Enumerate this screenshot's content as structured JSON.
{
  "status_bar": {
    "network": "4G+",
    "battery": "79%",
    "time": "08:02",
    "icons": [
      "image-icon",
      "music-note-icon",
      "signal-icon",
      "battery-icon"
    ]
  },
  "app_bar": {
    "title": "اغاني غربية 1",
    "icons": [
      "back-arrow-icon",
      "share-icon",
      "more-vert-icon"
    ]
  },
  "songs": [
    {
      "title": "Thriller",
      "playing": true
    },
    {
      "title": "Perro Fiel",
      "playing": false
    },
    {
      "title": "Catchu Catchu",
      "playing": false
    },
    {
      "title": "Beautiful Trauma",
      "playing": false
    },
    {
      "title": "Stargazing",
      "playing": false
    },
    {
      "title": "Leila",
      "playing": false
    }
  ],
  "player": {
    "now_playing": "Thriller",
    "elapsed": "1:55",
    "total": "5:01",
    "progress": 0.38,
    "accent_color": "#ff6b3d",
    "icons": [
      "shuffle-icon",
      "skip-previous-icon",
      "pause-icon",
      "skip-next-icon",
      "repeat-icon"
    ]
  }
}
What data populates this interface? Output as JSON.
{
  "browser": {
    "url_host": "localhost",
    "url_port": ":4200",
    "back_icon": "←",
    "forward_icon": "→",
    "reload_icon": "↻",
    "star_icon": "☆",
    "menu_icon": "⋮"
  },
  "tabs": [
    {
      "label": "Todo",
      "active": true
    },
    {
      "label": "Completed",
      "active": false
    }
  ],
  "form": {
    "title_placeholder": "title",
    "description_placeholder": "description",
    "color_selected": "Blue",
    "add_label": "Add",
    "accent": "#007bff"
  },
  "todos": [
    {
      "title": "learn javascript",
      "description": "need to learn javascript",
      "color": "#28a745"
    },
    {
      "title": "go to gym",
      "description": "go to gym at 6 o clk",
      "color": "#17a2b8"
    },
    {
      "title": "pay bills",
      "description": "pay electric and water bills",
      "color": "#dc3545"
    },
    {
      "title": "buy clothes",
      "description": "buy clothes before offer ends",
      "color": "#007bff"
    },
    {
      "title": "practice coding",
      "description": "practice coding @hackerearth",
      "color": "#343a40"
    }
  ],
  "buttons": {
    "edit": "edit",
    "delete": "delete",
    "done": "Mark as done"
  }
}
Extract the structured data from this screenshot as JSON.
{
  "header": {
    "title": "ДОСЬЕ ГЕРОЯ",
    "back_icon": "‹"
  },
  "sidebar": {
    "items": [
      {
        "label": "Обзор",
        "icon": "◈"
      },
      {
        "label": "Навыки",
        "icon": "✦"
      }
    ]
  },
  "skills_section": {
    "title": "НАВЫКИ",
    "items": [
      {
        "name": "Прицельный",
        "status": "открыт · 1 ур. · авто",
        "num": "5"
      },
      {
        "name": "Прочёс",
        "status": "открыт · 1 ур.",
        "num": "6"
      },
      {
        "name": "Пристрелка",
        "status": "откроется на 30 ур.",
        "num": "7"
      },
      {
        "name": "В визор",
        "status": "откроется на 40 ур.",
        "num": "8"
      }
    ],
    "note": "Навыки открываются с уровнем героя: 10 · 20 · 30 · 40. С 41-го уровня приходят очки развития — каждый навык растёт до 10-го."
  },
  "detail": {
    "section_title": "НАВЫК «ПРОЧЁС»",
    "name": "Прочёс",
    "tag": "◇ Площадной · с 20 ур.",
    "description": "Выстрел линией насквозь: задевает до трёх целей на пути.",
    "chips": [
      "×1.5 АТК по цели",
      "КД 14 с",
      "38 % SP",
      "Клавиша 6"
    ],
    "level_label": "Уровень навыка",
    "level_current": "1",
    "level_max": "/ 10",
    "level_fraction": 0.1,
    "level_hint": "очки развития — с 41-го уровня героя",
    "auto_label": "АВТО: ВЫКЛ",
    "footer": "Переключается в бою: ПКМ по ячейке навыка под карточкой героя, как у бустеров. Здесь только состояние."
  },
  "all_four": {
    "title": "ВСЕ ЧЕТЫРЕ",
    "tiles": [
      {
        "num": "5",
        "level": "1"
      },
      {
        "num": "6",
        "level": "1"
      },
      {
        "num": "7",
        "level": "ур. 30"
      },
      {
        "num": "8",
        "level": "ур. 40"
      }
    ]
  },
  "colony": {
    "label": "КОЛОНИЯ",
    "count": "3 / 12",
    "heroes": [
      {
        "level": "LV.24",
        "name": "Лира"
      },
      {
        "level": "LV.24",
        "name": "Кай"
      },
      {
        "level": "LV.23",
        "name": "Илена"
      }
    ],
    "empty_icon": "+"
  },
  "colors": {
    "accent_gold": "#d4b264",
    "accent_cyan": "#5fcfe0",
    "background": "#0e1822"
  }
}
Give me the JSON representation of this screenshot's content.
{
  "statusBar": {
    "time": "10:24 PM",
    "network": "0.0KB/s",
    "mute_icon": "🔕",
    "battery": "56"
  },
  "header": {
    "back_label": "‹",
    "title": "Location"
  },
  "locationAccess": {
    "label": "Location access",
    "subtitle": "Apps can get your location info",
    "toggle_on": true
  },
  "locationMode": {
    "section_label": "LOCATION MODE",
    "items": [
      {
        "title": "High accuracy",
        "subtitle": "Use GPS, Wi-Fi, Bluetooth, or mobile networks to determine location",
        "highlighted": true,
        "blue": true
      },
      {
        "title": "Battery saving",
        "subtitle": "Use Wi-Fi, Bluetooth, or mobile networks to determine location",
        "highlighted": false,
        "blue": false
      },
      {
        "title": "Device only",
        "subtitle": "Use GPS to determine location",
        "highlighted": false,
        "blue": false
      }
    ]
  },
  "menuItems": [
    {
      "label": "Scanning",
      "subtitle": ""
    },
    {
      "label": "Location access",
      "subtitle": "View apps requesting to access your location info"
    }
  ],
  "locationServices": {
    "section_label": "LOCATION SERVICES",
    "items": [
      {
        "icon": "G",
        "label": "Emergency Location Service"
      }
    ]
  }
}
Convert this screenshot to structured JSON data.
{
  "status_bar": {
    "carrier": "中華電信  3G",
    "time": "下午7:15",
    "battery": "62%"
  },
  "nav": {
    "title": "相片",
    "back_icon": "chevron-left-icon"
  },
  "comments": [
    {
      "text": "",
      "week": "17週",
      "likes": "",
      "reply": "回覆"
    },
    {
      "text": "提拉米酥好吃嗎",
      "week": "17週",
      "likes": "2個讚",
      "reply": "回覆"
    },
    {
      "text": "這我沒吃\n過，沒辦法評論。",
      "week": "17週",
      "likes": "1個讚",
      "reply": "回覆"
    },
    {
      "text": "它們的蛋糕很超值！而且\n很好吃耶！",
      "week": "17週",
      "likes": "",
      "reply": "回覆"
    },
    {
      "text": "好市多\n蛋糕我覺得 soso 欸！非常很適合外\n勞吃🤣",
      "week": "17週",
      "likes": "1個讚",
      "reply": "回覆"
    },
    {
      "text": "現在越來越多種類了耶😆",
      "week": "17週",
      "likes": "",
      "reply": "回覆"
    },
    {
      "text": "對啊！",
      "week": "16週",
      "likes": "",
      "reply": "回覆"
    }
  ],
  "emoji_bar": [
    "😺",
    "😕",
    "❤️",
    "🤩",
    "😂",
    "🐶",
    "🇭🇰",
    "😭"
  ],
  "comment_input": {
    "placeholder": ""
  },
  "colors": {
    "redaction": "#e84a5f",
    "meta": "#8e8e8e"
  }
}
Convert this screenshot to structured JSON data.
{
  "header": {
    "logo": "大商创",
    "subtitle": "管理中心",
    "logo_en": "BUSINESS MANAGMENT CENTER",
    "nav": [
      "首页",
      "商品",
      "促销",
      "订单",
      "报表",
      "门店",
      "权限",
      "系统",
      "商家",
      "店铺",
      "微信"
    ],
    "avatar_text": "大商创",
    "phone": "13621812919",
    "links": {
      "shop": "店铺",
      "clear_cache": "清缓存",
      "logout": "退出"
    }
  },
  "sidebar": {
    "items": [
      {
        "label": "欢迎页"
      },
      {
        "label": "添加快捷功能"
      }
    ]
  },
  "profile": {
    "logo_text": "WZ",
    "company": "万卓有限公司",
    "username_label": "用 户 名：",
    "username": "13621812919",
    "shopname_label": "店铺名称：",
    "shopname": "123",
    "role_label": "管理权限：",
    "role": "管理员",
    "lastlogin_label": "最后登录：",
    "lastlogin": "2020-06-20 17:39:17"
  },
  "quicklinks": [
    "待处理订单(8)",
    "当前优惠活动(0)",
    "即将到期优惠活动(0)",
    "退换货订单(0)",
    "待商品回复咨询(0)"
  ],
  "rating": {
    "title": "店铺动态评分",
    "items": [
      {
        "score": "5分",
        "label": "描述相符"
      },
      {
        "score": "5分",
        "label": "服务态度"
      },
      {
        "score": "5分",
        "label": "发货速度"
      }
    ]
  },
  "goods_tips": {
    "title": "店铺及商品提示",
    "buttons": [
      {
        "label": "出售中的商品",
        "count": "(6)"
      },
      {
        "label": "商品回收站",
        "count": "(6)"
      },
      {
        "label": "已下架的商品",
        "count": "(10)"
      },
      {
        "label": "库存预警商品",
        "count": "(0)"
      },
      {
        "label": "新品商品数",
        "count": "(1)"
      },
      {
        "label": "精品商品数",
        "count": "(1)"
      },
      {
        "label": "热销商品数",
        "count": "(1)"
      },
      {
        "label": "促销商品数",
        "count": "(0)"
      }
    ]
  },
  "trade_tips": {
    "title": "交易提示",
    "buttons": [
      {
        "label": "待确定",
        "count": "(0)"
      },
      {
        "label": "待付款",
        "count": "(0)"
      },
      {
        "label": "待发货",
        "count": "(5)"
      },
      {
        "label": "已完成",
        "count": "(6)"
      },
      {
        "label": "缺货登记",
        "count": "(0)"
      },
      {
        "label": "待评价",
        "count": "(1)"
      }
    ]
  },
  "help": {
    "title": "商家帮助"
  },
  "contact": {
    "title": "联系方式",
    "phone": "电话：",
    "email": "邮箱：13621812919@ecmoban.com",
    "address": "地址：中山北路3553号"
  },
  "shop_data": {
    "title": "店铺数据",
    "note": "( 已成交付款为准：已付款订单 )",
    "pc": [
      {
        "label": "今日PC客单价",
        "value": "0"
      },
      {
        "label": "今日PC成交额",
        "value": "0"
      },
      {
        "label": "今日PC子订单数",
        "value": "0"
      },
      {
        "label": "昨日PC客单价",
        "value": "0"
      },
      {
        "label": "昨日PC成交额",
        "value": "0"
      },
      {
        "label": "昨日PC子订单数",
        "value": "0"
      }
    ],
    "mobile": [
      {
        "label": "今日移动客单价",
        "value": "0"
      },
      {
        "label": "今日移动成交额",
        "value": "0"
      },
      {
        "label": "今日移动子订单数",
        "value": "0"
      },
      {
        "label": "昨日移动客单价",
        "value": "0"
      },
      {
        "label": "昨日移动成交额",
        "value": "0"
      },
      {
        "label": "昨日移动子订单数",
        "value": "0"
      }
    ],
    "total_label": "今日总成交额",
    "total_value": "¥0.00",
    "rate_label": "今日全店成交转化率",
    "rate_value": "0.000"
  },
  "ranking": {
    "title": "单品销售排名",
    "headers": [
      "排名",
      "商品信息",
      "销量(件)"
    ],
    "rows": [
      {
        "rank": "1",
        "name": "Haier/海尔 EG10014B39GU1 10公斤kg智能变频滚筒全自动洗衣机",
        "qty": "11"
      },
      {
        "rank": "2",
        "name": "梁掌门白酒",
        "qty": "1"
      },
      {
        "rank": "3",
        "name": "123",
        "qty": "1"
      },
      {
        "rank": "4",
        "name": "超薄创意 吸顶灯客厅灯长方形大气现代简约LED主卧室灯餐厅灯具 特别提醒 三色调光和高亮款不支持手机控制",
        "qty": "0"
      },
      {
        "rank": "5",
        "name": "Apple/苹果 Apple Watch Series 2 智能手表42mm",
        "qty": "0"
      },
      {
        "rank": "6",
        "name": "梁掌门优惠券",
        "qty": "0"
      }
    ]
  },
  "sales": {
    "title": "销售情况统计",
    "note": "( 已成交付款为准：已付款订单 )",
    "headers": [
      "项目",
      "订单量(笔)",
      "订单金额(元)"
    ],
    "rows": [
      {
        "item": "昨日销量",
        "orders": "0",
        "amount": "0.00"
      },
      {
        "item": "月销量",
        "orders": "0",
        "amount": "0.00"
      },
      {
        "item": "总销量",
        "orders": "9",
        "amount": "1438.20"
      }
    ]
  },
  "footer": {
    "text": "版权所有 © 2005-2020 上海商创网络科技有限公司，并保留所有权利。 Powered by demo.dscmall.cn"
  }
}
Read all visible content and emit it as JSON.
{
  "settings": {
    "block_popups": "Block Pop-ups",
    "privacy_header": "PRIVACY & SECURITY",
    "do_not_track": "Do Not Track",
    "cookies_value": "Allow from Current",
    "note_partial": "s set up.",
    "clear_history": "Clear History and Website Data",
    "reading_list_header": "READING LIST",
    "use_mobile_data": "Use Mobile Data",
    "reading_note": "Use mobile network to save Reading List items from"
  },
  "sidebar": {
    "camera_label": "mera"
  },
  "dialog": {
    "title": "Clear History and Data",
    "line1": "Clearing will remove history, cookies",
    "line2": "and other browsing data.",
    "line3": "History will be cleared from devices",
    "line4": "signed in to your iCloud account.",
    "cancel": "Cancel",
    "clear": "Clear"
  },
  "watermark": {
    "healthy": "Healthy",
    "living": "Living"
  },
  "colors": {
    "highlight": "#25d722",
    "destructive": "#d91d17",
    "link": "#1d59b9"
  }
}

*Exercise task*. Report how many lines hold the string "Thriller", giving the number and nothing else.

*Solution below*. 2